══ GIVEN RECORDS
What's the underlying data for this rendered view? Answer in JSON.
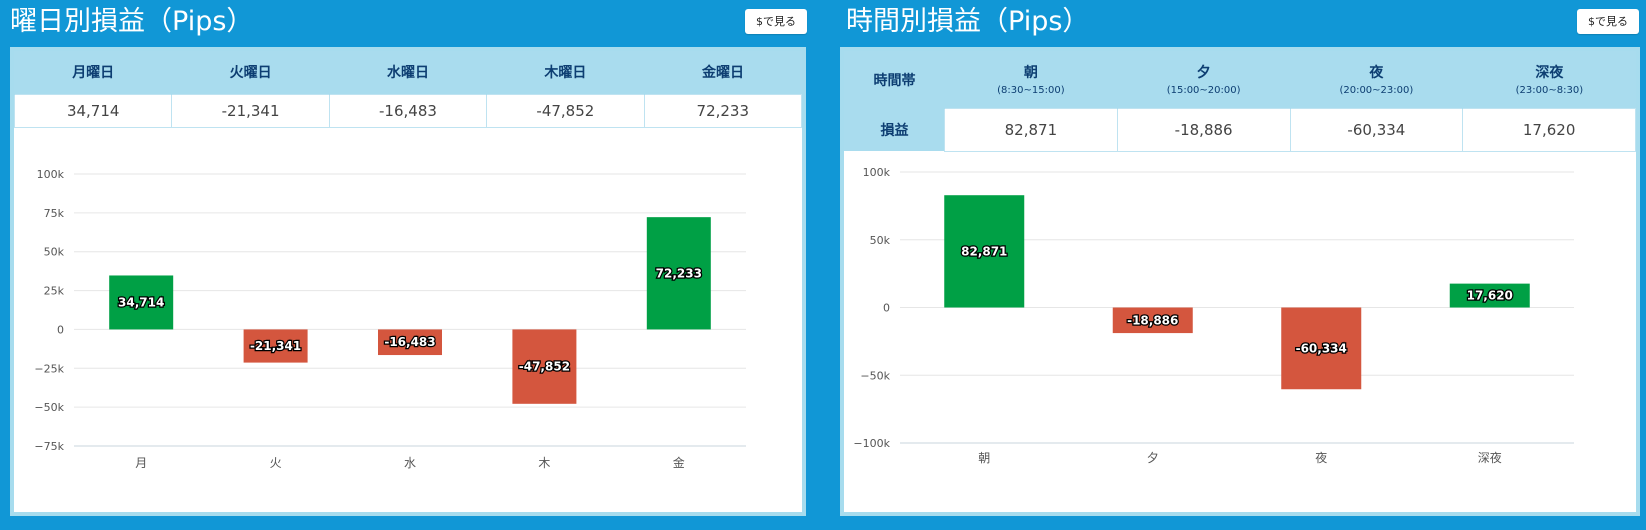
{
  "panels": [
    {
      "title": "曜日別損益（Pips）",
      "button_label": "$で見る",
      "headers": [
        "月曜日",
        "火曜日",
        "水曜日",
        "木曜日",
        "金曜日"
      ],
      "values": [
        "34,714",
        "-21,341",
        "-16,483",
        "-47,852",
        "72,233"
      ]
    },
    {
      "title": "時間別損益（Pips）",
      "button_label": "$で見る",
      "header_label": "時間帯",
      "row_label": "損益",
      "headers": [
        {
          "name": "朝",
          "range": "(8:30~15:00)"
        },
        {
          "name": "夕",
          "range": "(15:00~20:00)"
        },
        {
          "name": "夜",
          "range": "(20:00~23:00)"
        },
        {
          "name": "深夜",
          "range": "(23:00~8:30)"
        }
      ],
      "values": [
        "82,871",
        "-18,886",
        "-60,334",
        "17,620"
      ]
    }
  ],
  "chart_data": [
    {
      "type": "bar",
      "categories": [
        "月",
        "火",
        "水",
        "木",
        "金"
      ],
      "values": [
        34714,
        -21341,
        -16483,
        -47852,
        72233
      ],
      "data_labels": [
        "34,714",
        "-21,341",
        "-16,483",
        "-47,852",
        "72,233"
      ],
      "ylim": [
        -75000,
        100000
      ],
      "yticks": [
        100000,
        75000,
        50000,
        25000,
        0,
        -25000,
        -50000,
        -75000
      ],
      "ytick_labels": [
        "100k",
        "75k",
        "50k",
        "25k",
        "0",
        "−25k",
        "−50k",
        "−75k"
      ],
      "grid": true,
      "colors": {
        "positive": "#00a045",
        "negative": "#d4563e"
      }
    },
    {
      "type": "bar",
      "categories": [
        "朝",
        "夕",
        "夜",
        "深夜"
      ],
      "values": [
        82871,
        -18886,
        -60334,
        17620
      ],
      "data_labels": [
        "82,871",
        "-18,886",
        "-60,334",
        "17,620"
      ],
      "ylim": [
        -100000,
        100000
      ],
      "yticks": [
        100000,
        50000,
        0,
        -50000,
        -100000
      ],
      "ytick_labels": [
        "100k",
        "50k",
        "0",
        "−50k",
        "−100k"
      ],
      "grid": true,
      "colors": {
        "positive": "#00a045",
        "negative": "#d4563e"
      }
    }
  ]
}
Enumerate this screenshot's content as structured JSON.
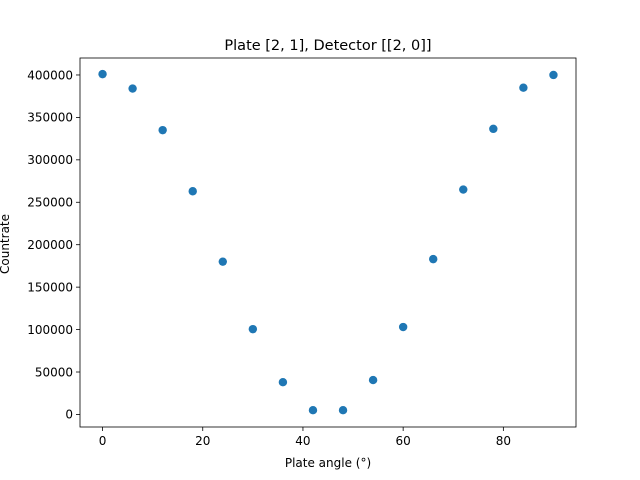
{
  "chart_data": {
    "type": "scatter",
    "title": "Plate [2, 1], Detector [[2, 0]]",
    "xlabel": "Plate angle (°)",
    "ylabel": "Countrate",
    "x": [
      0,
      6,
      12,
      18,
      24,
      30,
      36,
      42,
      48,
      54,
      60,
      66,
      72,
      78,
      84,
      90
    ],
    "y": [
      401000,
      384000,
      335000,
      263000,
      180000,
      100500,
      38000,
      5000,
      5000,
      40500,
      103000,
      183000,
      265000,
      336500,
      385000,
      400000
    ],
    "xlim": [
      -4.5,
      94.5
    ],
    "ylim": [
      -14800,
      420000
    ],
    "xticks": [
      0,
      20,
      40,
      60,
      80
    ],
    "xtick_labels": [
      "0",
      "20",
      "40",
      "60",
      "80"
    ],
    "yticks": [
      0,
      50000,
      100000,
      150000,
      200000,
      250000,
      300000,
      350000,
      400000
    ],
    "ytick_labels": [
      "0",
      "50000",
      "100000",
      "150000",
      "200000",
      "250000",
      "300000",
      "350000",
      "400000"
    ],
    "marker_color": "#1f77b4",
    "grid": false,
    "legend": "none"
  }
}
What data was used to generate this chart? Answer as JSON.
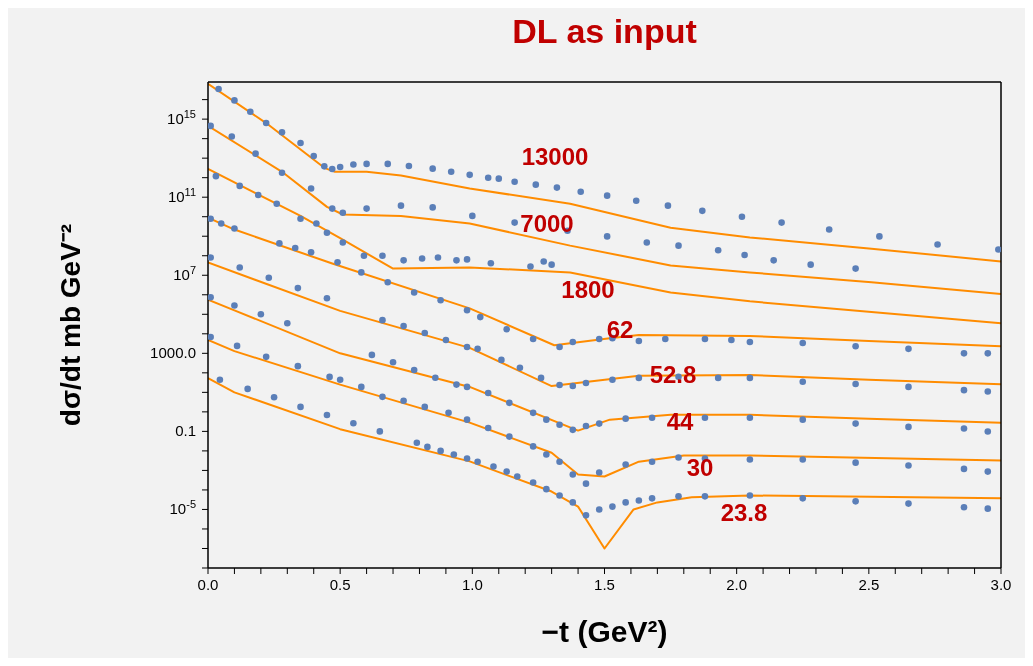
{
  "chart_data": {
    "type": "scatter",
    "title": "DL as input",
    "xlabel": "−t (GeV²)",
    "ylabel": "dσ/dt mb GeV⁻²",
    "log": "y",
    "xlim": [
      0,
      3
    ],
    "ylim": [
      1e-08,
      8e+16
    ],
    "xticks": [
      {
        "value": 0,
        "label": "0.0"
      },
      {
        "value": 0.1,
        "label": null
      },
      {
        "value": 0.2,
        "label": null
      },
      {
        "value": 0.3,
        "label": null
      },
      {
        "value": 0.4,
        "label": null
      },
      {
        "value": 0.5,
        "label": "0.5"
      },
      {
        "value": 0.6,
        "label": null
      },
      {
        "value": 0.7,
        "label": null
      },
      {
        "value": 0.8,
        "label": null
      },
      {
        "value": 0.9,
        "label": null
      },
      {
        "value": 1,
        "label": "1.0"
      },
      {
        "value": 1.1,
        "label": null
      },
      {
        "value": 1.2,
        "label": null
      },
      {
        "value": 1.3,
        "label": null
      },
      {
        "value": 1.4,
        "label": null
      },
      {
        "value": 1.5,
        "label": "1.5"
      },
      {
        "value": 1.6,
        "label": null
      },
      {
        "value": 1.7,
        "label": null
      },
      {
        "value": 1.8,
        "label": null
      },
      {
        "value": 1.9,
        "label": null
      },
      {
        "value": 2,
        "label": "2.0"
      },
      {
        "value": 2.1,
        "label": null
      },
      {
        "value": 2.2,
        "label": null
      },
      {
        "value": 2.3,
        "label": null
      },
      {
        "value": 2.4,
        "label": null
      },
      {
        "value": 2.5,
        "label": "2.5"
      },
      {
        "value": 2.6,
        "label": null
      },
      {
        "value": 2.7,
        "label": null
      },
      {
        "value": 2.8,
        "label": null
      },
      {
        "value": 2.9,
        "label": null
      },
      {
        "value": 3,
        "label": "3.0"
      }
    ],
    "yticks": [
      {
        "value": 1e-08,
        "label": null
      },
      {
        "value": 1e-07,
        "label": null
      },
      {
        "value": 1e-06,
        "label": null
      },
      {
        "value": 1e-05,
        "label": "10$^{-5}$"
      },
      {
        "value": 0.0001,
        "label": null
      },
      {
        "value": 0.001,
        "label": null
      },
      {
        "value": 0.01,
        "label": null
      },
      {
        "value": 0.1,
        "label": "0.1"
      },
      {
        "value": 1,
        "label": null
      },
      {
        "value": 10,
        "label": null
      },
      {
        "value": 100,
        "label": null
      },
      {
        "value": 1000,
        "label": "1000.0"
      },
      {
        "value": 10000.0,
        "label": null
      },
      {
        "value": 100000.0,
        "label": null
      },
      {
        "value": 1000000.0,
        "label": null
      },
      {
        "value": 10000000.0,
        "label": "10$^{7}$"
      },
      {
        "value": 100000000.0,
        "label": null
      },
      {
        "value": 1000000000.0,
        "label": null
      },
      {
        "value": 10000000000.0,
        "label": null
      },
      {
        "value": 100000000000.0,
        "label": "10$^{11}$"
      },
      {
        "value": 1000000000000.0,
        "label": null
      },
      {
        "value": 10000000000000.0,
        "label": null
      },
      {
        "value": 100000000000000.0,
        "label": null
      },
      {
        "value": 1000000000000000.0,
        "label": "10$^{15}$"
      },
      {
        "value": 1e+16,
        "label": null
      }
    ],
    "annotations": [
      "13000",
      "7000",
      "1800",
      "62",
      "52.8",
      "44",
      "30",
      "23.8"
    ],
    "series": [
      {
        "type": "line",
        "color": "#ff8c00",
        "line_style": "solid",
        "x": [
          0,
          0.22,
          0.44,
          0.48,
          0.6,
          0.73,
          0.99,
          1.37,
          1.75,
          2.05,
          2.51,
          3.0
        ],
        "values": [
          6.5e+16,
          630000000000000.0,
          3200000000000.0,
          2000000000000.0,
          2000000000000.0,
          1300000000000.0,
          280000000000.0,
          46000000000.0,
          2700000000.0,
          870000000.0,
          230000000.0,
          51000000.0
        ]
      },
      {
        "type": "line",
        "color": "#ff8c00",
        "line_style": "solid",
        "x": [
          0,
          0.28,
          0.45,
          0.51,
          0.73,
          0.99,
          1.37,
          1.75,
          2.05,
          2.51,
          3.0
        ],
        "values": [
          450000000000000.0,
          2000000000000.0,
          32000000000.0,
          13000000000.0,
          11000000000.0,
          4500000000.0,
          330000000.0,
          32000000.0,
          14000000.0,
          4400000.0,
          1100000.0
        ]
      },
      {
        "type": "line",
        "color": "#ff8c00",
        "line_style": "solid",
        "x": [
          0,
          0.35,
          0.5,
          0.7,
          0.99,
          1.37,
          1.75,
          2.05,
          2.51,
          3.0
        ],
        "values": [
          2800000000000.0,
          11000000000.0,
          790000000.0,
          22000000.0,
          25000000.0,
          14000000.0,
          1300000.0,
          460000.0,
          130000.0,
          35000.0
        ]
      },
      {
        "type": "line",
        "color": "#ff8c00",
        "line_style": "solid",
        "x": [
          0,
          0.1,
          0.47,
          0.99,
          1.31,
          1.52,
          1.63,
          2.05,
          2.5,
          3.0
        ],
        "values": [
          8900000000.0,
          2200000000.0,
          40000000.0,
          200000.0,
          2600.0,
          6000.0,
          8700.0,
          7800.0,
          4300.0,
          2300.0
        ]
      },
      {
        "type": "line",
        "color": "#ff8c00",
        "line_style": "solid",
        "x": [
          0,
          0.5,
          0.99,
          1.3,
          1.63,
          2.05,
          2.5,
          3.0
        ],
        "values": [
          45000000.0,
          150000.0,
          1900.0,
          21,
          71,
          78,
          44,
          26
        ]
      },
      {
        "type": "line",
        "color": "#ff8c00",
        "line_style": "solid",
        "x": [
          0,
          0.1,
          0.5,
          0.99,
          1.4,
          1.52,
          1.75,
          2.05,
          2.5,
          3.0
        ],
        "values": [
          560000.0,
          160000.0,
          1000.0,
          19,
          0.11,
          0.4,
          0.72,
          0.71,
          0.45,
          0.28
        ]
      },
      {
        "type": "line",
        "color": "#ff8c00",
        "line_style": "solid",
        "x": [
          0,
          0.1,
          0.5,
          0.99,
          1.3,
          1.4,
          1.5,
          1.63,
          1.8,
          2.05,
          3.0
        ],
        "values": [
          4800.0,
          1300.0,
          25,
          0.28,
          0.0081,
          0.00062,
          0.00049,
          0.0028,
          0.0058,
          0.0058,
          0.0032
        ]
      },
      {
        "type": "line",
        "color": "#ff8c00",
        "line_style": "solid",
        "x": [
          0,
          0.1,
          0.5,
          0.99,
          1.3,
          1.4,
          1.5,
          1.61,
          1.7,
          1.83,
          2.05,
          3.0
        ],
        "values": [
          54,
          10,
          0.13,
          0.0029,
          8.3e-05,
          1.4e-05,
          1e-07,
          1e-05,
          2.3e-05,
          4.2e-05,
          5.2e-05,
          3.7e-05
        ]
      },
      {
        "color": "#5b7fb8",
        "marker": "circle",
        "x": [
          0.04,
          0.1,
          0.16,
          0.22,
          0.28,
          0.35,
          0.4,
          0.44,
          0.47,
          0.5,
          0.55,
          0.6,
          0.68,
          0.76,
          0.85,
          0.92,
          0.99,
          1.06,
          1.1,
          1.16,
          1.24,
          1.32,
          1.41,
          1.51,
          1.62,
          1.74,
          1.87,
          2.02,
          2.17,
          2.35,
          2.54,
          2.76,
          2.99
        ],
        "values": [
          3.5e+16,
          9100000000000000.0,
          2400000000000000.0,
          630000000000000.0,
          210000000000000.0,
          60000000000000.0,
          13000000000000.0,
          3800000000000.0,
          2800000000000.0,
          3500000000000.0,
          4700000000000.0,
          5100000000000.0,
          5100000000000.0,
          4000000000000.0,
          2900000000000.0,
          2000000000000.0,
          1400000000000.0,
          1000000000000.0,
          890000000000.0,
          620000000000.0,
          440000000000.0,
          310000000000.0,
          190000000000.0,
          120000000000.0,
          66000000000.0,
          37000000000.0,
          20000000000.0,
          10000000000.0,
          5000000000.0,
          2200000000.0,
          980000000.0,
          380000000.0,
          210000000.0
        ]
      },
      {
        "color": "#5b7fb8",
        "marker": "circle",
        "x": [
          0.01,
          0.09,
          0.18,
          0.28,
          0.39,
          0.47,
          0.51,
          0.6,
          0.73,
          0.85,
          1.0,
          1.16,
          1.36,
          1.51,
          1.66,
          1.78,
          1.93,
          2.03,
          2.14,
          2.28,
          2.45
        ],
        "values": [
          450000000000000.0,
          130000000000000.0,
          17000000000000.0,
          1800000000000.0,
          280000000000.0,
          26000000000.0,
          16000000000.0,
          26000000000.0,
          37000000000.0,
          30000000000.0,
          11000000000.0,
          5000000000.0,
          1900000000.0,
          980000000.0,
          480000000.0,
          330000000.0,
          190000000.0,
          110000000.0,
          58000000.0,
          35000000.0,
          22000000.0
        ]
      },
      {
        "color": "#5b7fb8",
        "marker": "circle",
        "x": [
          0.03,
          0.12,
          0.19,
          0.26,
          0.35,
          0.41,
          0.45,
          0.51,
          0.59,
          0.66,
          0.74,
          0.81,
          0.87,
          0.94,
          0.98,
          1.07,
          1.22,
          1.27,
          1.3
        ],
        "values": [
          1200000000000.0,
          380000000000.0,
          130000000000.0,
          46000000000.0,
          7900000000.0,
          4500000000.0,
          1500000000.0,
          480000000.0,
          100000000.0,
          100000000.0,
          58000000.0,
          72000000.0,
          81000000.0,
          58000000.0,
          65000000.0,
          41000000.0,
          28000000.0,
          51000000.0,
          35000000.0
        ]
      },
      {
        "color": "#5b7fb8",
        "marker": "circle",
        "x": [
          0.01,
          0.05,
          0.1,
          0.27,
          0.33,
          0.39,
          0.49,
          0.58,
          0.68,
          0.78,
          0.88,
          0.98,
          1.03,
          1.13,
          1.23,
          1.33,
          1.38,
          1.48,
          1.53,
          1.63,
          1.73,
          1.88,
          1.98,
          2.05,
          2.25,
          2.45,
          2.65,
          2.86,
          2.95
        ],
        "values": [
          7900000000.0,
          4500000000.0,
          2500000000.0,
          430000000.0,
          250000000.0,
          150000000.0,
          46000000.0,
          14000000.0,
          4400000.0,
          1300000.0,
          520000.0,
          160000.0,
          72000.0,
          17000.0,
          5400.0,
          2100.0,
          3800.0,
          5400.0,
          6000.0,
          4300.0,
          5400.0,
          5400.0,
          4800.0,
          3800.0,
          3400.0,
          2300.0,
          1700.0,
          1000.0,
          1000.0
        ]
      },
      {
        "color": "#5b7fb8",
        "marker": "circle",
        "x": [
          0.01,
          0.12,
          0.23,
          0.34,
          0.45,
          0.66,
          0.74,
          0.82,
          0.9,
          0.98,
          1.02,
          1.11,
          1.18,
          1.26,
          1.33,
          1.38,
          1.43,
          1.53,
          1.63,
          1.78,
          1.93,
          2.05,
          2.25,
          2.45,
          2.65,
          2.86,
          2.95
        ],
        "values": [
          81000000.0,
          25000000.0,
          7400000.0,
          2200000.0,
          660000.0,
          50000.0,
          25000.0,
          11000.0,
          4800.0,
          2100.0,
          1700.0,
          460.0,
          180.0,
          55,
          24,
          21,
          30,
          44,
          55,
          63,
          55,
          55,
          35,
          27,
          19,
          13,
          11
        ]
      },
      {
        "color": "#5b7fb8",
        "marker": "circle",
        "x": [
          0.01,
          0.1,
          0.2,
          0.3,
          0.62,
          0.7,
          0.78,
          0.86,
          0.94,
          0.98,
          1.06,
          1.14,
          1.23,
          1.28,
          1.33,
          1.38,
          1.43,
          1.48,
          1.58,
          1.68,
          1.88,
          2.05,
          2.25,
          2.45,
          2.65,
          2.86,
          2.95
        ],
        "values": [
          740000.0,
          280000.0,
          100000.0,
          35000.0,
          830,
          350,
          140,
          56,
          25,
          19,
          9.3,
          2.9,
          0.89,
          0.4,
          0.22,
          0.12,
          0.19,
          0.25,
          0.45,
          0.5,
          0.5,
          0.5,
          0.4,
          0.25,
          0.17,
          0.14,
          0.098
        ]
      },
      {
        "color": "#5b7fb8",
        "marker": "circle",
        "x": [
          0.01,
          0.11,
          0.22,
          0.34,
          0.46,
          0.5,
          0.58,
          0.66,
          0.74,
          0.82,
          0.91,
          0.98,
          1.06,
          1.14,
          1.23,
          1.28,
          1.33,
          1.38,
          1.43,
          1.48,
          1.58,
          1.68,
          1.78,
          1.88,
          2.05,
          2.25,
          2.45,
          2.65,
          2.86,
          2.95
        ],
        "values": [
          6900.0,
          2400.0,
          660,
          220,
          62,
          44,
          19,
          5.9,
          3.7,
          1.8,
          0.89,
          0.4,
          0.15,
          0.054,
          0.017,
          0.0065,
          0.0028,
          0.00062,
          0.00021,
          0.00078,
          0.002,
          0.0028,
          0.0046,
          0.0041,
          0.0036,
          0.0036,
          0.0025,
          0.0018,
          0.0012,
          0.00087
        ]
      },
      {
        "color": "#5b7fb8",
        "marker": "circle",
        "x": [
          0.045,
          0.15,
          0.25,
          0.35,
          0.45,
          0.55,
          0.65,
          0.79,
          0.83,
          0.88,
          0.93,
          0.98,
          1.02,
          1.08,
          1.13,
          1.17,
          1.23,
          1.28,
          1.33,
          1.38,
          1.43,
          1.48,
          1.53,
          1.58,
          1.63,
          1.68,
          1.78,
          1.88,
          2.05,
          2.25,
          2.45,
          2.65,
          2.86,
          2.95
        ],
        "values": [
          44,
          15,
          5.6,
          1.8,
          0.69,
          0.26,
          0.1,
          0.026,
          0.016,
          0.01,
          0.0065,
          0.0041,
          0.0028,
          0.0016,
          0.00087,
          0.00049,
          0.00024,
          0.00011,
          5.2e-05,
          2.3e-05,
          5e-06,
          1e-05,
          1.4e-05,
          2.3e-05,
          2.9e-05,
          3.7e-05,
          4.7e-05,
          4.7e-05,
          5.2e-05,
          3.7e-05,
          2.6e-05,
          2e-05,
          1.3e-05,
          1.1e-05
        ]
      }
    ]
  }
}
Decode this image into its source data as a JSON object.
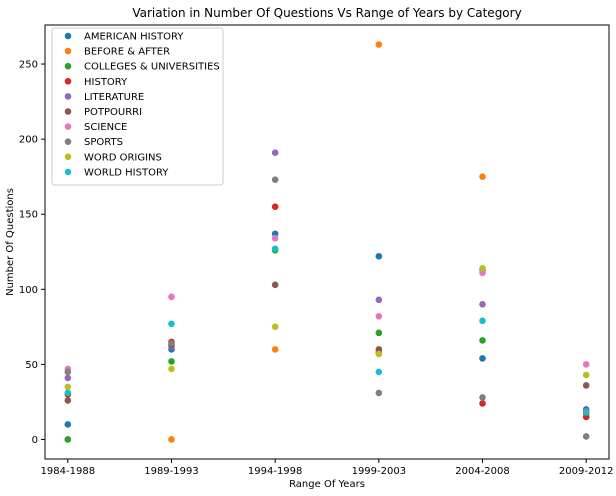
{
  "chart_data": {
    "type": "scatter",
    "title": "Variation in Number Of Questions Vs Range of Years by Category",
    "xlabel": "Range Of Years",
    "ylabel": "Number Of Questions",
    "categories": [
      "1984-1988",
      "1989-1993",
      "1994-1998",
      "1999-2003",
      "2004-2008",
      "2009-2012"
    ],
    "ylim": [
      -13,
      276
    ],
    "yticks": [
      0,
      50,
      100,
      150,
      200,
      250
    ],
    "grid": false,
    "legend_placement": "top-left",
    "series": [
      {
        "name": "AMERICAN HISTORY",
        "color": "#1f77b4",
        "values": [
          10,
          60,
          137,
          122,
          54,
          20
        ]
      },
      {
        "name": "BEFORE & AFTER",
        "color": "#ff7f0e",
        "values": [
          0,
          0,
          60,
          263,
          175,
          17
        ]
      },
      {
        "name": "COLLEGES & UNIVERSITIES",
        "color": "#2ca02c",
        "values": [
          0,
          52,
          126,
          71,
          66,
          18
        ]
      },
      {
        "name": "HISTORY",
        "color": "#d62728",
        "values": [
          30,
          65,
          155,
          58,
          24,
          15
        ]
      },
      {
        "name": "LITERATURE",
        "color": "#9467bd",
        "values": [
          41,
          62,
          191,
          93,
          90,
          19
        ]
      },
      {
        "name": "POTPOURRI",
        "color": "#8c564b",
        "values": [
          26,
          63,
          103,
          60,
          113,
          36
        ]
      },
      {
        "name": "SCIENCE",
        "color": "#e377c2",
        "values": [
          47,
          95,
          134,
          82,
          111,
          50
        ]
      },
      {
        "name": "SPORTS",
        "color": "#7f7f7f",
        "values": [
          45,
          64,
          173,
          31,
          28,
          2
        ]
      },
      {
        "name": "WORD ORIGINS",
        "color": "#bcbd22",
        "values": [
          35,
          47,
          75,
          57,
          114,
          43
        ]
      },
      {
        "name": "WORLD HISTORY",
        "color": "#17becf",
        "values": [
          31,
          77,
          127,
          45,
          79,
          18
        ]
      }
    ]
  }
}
════
EXERCISE DESCRIPTION. Among the entries above, how many lines include the word "JSON"? Give the number with no comment.

OUTPUT FOR THIS TASK. 4